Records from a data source
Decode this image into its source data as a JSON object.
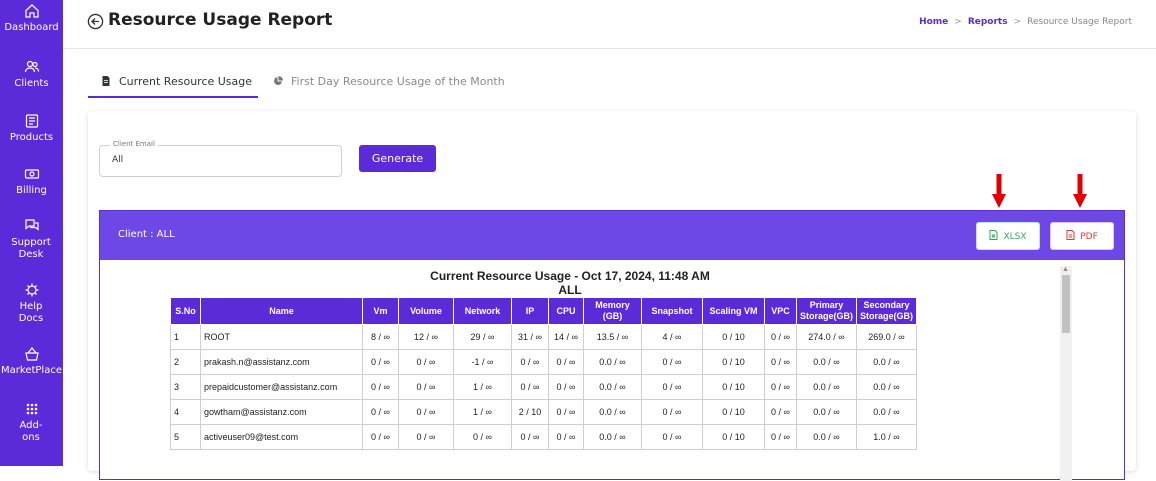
{
  "sidebar": {
    "items": [
      {
        "label": "Dashboard",
        "icon": "home-icon"
      },
      {
        "label": "Clients",
        "icon": "users-icon"
      },
      {
        "label": "Products",
        "icon": "products-icon"
      },
      {
        "label": "Billing",
        "icon": "billing-icon"
      },
      {
        "label": "Support Desk",
        "icon": "support-icon"
      },
      {
        "label": "Help Docs",
        "icon": "help-icon"
      },
      {
        "label": "MarketPlace",
        "icon": "marketplace-icon"
      },
      {
        "label": "Add-ons",
        "icon": "addons-icon"
      }
    ]
  },
  "header": {
    "title": "Resource Usage Report",
    "breadcrumb": {
      "home": "Home",
      "reports": "Reports",
      "current": "Resource Usage Report",
      "separator": ">"
    }
  },
  "tabs": [
    {
      "label": "Current Resource Usage",
      "active": true
    },
    {
      "label": "First Day Resource Usage of the Month",
      "active": false
    }
  ],
  "form": {
    "client_email_label": "Client Email",
    "client_email_value": "All",
    "generate_label": "Generate"
  },
  "panel": {
    "client_label": "Client : ALL",
    "xlsx_label": "XLSX",
    "pdf_label": "PDF"
  },
  "report": {
    "title": "Current Resource Usage - Oct 17, 2024, 11:48 AM",
    "subtitle": "ALL",
    "columns": [
      "S.No",
      "Name",
      "Vm",
      "Volume",
      "Network",
      "IP",
      "CPU",
      "Memory (GB)",
      "Snapshot",
      "Scaling VM",
      "VPC",
      "Primary Storage(GB)",
      "Secondary Storage(GB)"
    ],
    "rows": [
      [
        "1",
        "ROOT",
        "8 / ∞",
        "12 / ∞",
        "29 / ∞",
        "31 / ∞",
        "14 / ∞",
        "13.5 / ∞",
        "4 / ∞",
        "0 / 10",
        "0 / ∞",
        "274.0 / ∞",
        "269.0 / ∞"
      ],
      [
        "2",
        "prakash.n@assistanz.com",
        "0 / ∞",
        "0 / ∞",
        "-1 / ∞",
        "0 / ∞",
        "0 / ∞",
        "0.0 / ∞",
        "0 / ∞",
        "0 / 10",
        "0 / ∞",
        "0.0 / ∞",
        "0.0 / ∞"
      ],
      [
        "3",
        "prepaidcustomer@assistanz.com",
        "0 / ∞",
        "0 / ∞",
        "1 / ∞",
        "0 / ∞",
        "0 / ∞",
        "0.0 / ∞",
        "0 / ∞",
        "0 / 10",
        "0 / ∞",
        "0.0 / ∞",
        "0.0 / ∞"
      ],
      [
        "4",
        "gowtham@assistanz.com",
        "0 / ∞",
        "0 / ∞",
        "1 / ∞",
        "2 / 10",
        "0 / ∞",
        "0.0 / ∞",
        "0 / ∞",
        "0 / 10",
        "0 / ∞",
        "0.0 / ∞",
        "0.0 / ∞"
      ],
      [
        "5",
        "activeuser09@test.com",
        "0 / ∞",
        "0 / ∞",
        "0 / ∞",
        "0 / ∞",
        "0 / ∞",
        "0.0 / ∞",
        "0 / ∞",
        "0 / 10",
        "0 / ∞",
        "0.0 / ∞",
        "1.0 / ∞"
      ]
    ]
  },
  "colors": {
    "primary": "#5b2bd9",
    "panel_header": "#6d48e7",
    "xlsx": "#2eaa5e",
    "pdf": "#e53935",
    "arrow": "#e00000"
  }
}
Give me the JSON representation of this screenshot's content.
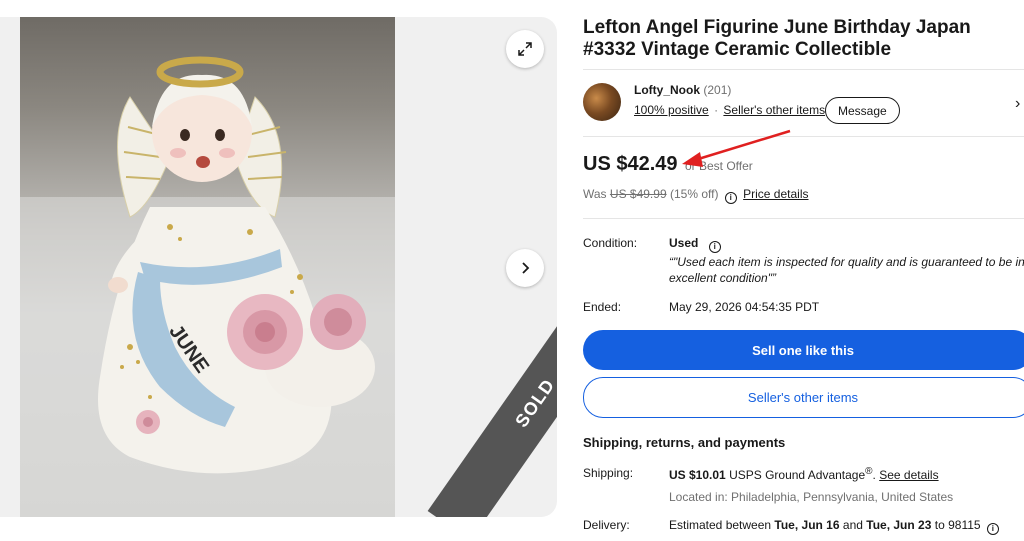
{
  "listing": {
    "title": "Lefton Angel Figurine June Birthday Japan #3332 Vintage Ceramic Collectible",
    "sold_label": "SOLD",
    "sash_text": "JUNE"
  },
  "seller": {
    "name": "Lofty_Nook",
    "feedback_count": "(201)",
    "positive": "100% positive",
    "other_items": "Seller's other items",
    "message_label": "Message"
  },
  "price": {
    "current": "US $42.49",
    "best_offer": "or Best Offer",
    "was_prefix": "Was",
    "was_value": "US $49.99",
    "discount": "(15% off)",
    "details_link": "Price details"
  },
  "condition": {
    "label": "Condition:",
    "value": "Used",
    "description": "“\"Used each item is inspected for quality and is guaranteed to be in excellent condition\"”"
  },
  "ended": {
    "label": "Ended:",
    "value": "May 29, 2026 04:54:35 PDT"
  },
  "actions": {
    "primary": "Sell one like this",
    "secondary": "Seller's other items"
  },
  "shipping": {
    "section_title": "Shipping, returns, and payments",
    "label": "Shipping:",
    "cost": "US $10.01",
    "service": "USPS Ground Advantage",
    "trademark": "®",
    "see_details": "See details",
    "location": "Located in: Philadelphia, Pennsylvania, United States"
  },
  "delivery": {
    "label": "Delivery:",
    "prefix": "Estimated between",
    "start": "Tue, Jun 16",
    "and": "and",
    "end": "Tue, Jun 23",
    "to": "to 98115"
  },
  "colors": {
    "primary_blue": "#1560e0",
    "sold_ribbon": "#555555",
    "annotation_arrow": "#e02020"
  },
  "icons": [
    "expand-icon",
    "chevron-right-icon",
    "info-icon",
    "annotation-arrow"
  ]
}
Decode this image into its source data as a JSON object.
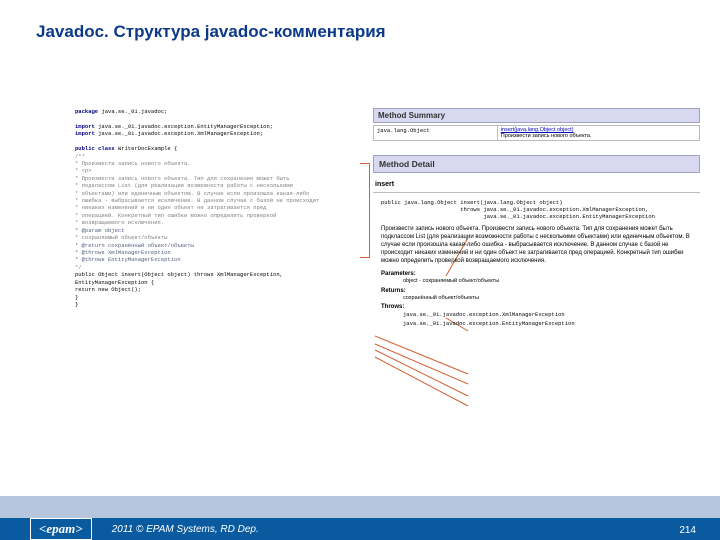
{
  "title": "Javadoc. Структура javadoc-комментария",
  "code": {
    "l1": "package java.se._01.javadoc;",
    "l2": "import java.se._01.javadoc.exception.EntityManagerException;",
    "l3": "import java.se._01.javadoc.exception.XmlManagerException;",
    "l4": "public class WriterDocExample {",
    "l5": "    /**",
    "l6": "     * Произвести запись нового объекта.",
    "l7": "     * <p>",
    "l8": "     * Произвести запись нового объекта. Тип для сохранения может быть",
    "l9": "     * подклассом List (для реализации возможности работы с несколькими",
    "l10": "     * объектами) или единичным объектом. В случае если произошла какая-либо",
    "l11": "     * ошибка - выбрасывается исключение. В данном случае с базой не происходит",
    "l12": "     * никаких изменений и ни один объект не  затрагивается пред",
    "l13": "     * операцией. Конкретный тип ошибки можно определить проверкой",
    "l14": "     * возвращаемого исключения.",
    "l15": "     * @param object",
    "l16": "     * сохраняемый объект/объекты",
    "l17": "     * @return сохранённый объект/объекты",
    "l18": "     * @throws XmlManagerException",
    "l19": "     * @throws EntityManagerException",
    "l20": "     */",
    "l21": "    public Object insert(Object object) throws XmlManagerException,",
    "l22": "EntityManagerException {",
    "l23": "        return new Object();",
    "l24": "    }",
    "l25": "}"
  },
  "doc": {
    "summary_hdr": "Method Summary",
    "summary_ret": "java.lang.Object",
    "summary_sig": "insert(java.lang.Object object)",
    "summary_brief": "          Произвести запись нового объекта.",
    "detail_hdr": "Method Detail",
    "method_name": "insert",
    "sig1": "public java.lang.Object insert(java.lang.Object object)",
    "sig2": "                        throws java.se._01.javadoc.exception.XmlManagerException,",
    "sig3": "                               java.se._01.javadoc.exception.EntityManagerException",
    "description": "Произвести запись нового объекта. Произвести запись нового объекта. Тип для сохранения может быть подклассом List (для реализации возможности работы с несколькими объектами) или единичным объектом. В случае если произошла какая-либо ошибка - выбрасывается исключение. В данном случае с базой не происходит никаких изменений и ни один объект не затрагивается пред операцией. Конкретный тип ошибки можно определить проверкой возвращаемого исключения.",
    "param_label": "Parameters:",
    "param_text": "object - сохраняемый объект/объекты",
    "return_label": "Returns:",
    "return_text": "сохранённый объект/объекты",
    "throws_label": "Throws:",
    "throws1": "java.se._01.javadoc.exception.XmlManagerException",
    "throws2": "java.se._01.javadoc.exception.EntityManagerException"
  },
  "footer": {
    "logo": "<epam>",
    "copy": "2011 © EPAM Systems, RD Dep.",
    "page": "214"
  }
}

* **TASK**:
Show, from the listing above, each line that contains the word "Конкретный".

* **THE COMPLETED TASK**:
    "l13": "     * операцией. Конкретный тип ошибки можно определить проверкой",
    "description": "Произвести запись нового объекта. Произвести запись нового объекта. Тип для сохранения может быть подклассом List (для реализации возможности работы с несколькими объектами) или единичным объектом. В случае если произошла какая-либо ошибка - выбрасывается исключение. В данном случае с базой не происходит никаких изменений и ни один объект не затрагивается пред операцией. Конкретный тип ошибки можно определить проверкой возвращаемого исключения.",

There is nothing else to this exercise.